Excerpted data:
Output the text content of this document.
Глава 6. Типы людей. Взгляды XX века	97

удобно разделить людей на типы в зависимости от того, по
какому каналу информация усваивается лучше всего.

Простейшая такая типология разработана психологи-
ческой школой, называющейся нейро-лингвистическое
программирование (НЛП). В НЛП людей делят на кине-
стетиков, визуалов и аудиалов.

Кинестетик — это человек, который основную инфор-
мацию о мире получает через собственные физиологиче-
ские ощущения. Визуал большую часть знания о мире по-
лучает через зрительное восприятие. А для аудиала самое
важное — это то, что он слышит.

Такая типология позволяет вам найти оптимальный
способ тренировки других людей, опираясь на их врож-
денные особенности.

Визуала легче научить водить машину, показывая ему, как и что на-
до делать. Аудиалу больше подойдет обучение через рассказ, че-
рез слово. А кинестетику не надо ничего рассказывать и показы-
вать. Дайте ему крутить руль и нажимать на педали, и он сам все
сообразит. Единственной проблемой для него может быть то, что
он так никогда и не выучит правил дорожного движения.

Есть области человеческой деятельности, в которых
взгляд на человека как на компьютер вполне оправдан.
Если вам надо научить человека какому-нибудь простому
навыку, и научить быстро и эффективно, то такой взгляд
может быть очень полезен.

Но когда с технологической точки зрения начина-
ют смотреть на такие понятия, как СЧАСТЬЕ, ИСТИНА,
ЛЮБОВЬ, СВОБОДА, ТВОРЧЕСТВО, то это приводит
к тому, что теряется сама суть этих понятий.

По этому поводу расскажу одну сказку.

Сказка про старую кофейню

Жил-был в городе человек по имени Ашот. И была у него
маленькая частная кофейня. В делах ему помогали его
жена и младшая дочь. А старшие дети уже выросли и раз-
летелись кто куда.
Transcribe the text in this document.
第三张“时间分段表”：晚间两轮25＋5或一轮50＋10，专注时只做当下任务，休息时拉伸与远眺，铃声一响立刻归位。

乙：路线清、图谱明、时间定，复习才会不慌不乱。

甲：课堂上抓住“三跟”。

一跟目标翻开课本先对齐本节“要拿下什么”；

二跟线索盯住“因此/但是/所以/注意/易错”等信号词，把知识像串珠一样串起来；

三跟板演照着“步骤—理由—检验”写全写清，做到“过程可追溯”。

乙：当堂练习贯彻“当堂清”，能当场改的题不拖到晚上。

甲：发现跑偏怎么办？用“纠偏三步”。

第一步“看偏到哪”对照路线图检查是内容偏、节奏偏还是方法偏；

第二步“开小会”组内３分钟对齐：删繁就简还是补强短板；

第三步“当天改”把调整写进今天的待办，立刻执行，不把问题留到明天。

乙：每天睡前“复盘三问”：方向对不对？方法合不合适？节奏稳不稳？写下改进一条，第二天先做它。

Work to do: Would you copy out each line exactly as written?

The solution:
Output the text content of this document.
Глава 6. Типы людей. Взгляды XX века	97

удобно разделить людей на типы в зависимости от того, по
какому каналу информация усваивается лучше всего.

Простейшая такая типология разработана психологи-
ческой школой, называющейся нейро-лингвистическое
программирование (НЛП). В НЛП людей делят на кине-
стетиков, визуалов и аудиалов.

Кинестетик — это человек, который основную инфор-
мацию о мире получает через собственные физиологиче-
ские ощущения. Визуал большую часть знания о мире по-
лучает через зрительное восприятие. А для аудиала самое
важное — это то, что он слышит.

Такая типология позволяет вам найти оптимальный
способ тренировки других людей, опираясь на их врож-
денные особенности.

Визуала легче научить водить машину, показывая ему, как и что на-
до делать. Аудиалу больше подойдет обучение через рассказ, че-
рез слово. А кинестетику не надо ничего рассказывать и показы-
вать. Дайте ему крутить руль и нажимать на педали, и он сам все
сообразит. Единственной проблемой для него может быть то, что
он так никогда и не выучит правил дорожного движения.

Есть области человеческой деятельности, в которых
взгляд на человека как на компьютер вполне оправдан.
Если вам надо научить человека какому-нибудь простому
навыку, и научить быстро и эффективно, то такой взгляд
может быть очень полезен.

Но когда с технологической точки зрения начина-
ют смотреть на такие понятия, как СЧАСТЬЕ, ИСТИНА,
ЛЮБОВЬ, СВОБОДА, ТВОРЧЕСТВО, то это приводит
к тому, что теряется сама суть этих понятий.

По этому поводу расскажу одну сказку.

Сказка про старую кофейню

Жил-был в городе человек по имени Ашот. И была у него
маленькая частная кофейня. В делах ему помогали его
жена и младшая дочь. А старшие дети уже выросли и раз-
летелись кто куда.
Transcribe the text in this document.
第三张“时间分段表”：晚间两轮25＋5或一轮50＋10，专注时只做当下任务，休息时拉伸与远眺，铃声一响立刻归位。

乙：路线清、图谱明、时间定，复习才会不慌不乱。

甲：课堂上抓住“三跟”。

一跟目标翻开课本先对齐本节“要拿下什么”；

二跟线索盯住“因此/但是/所以/注意/易错”等信号词，把知识像串珠一样串起来；

三跟板演照着“步骤—理由—检验”写全写清，做到“过程可追溯”。

乙：当堂练习贯彻“当堂清”，能当场改的题不拖到晚上。

甲：发现跑偏怎么办？用“纠偏三步”。

第一步“看偏到哪”对照路线图检查是内容偏、节奏偏还是方法偏；

第二步“开小会”组内３分钟对齐：删繁就简还是补强短板；

第三步“当天改”把调整写进今天的待办，立刻执行，不把问题留到明天。

乙：每天睡前“复盘三问”：方向对不对？方法合不合适？节奏稳不稳？写下改进一条，第二天先做它。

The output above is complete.